TO DO
Drop the images; return everything else in the listing below exactly.

☆ ☆ ☆ ☆ ☆

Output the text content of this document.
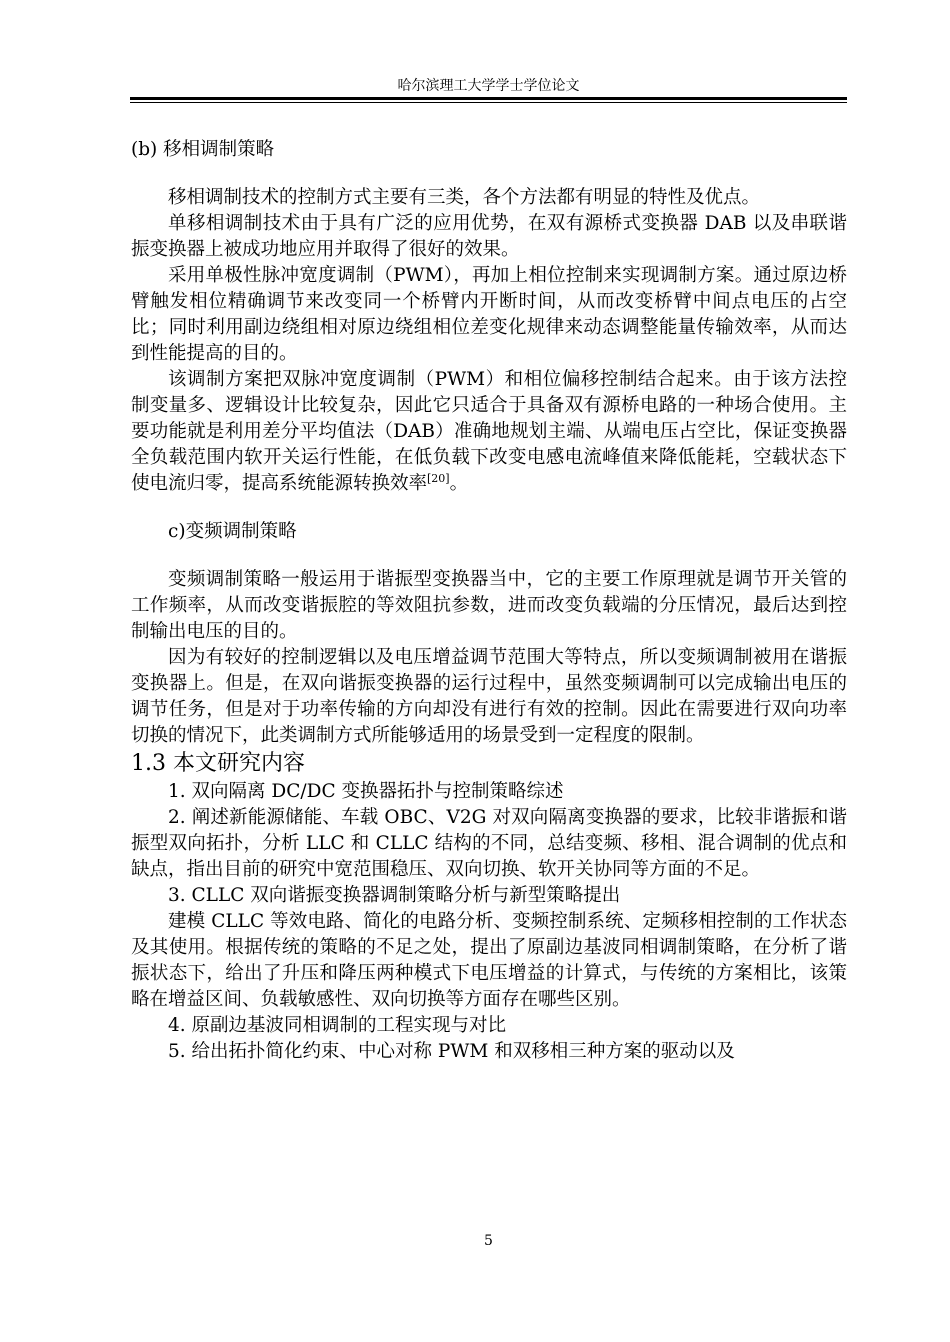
哈尔滨理工大学学士学位论文

(b) 移相调制策略

移相调制技术的控制方式主要有三类，各个方法都有明显的特性及优点。

单移相调制技术由于具有广泛的应用优势，在双有源桥式变换器 DAB 以及串联谐振变换器上被成功地应用并取得了很好的效果。

采用单极性脉冲宽度调制（PWM），再加上相位控制来实现调制方案。通过原边桥臂触发相位精确调节来改变同一个桥臂内开断时间，从而改变桥臂中间点电压的占空比；同时利用副边绕组相对原边绕组相位差变化规律来动态调整能量传输效率，从而达到性能提高的目的。

该调制方案把双脉冲宽度调制（PWM）和相位偏移控制结合起来。由于该方法控制变量多、逻辑设计比较复杂，因此它只适合于具备双有源桥电路的一种场合使用。主要功能就是利用差分平均值法（DAB）准确地规划主端、从端电压占空比，保证变换器全负载范围内软开关运行性能，在低负载下改变电感电流峰值来降低能耗，空载状态下使电流归零，提高系统能源转换效率[20]。

c)变频调制策略

变频调制策略一般运用于谐振型变换器当中，它的主要工作原理就是调节开关管的工作频率，从而改变谐振腔的等效阻抗参数，进而改变负载端的分压情况，最后达到控制输出电压的目的。

因为有较好的控制逻辑以及电压增益调节范围大等特点，所以变频调制被用在谐振变换器上。但是，在双向谐振变换器的运行过程中，虽然变频调制可以完成输出电压的调节任务，但是对于功率传输的方向却没有进行有效的控制。因此在需要进行双向功率切换的情况下，此类调制方式所能够适用的场景受到一定程度的限制。

1.3 本文研究内容

1. 双向隔离 DC/DC 变换器拓扑与控制策略综述

2. 阐述新能源储能、车载 OBC、V2G 对双向隔离变换器的要求，比较非谐振和谐振型双向拓扑，分析 LLC 和 CLLC 结构的不同，总结变频、移相、混合调制的优点和缺点，指出目前的研究中宽范围稳压、双向切换、软开关协同等方面的不足。

3. CLLC 双向谐振变换器调制策略分析与新型策略提出

建模 CLLC 等效电路、简化的电路分析、变频控制系统、定频移相控制的工作状态及其使用。根据传统的策略的不足之处，提出了原副边基波同相调制策略，在分析了谐振状态下，给出了升压和降压两种模式下电压增益的计算式，与传统的方案相比，该策略在增益区间、负载敏感性、双向切换等方面存在哪些区别。

4. 原副边基波同相调制的工程实现与对比

5. 给出拓扑简化约束、中心对称 PWM 和双移相三种方案的驱动以及

5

☆ ☆ ☆ ☆ ☆

WRITTEN ANSWER
Output the text content of this document.
哈尔滨理工大学学士学位论文

(b) 移相调制策略

移相调制技术的控制方式主要有三类，各个方法都有明显的特性及优点。

单移相调制技术由于具有广泛的应用优势，在双有源桥式变换器 DAB 以及串联谐振变换器上被成功地应用并取得了很好的效果。

采用单极性脉冲宽度调制（PWM），再加上相位控制来实现调制方案。通过原边桥臂触发相位精确调节来改变同一个桥臂内开断时间，从而改变桥臂中间点电压的占空比；同时利用副边绕组相对原边绕组相位差变化规律来动态调整能量传输效率，从而达到性能提高的目的。

该调制方案把双脉冲宽度调制（PWM）和相位偏移控制结合起来。由于该方法控制变量多、逻辑设计比较复杂，因此它只适合于具备双有源桥电路的一种场合使用。主要功能就是利用差分平均值法（DAB）准确地规划主端、从端电压占空比，保证变换器全负载范围内软开关运行性能，在低负载下改变电感电流峰值来降低能耗，空载状态下使电流归零，提高系统能源转换效率[20]。

c)变频调制策略

变频调制策略一般运用于谐振型变换器当中，它的主要工作原理就是调节开关管的工作频率，从而改变谐振腔的等效阻抗参数，进而改变负载端的分压情况，最后达到控制输出电压的目的。

因为有较好的控制逻辑以及电压增益调节范围大等特点，所以变频调制被用在谐振变换器上。但是，在双向谐振变换器的运行过程中，虽然变频调制可以完成输出电压的调节任务，但是对于功率传输的方向却没有进行有效的控制。因此在需要进行双向功率切换的情况下，此类调制方式所能够适用的场景受到一定程度的限制。

1.3 本文研究内容

1. 双向隔离 DC/DC 变换器拓扑与控制策略综述

2. 阐述新能源储能、车载 OBC、V2G 对双向隔离变换器的要求，比较非谐振和谐振型双向拓扑，分析 LLC 和 CLLC 结构的不同，总结变频、移相、混合调制的优点和缺点，指出目前的研究中宽范围稳压、双向切换、软开关协同等方面的不足。

3. CLLC 双向谐振变换器调制策略分析与新型策略提出

建模 CLLC 等效电路、简化的电路分析、变频控制系统、定频移相控制的工作状态及其使用。根据传统的策略的不足之处，提出了原副边基波同相调制策略，在分析了谐振状态下，给出了升压和降压两种模式下电压增益的计算式，与传统的方案相比，该策略在增益区间、负载敏感性、双向切换等方面存在哪些区别。

4. 原副边基波同相调制的工程实现与对比

5. 给出拓扑简化约束、中心对称 PWM 和双移相三种方案的驱动以及

5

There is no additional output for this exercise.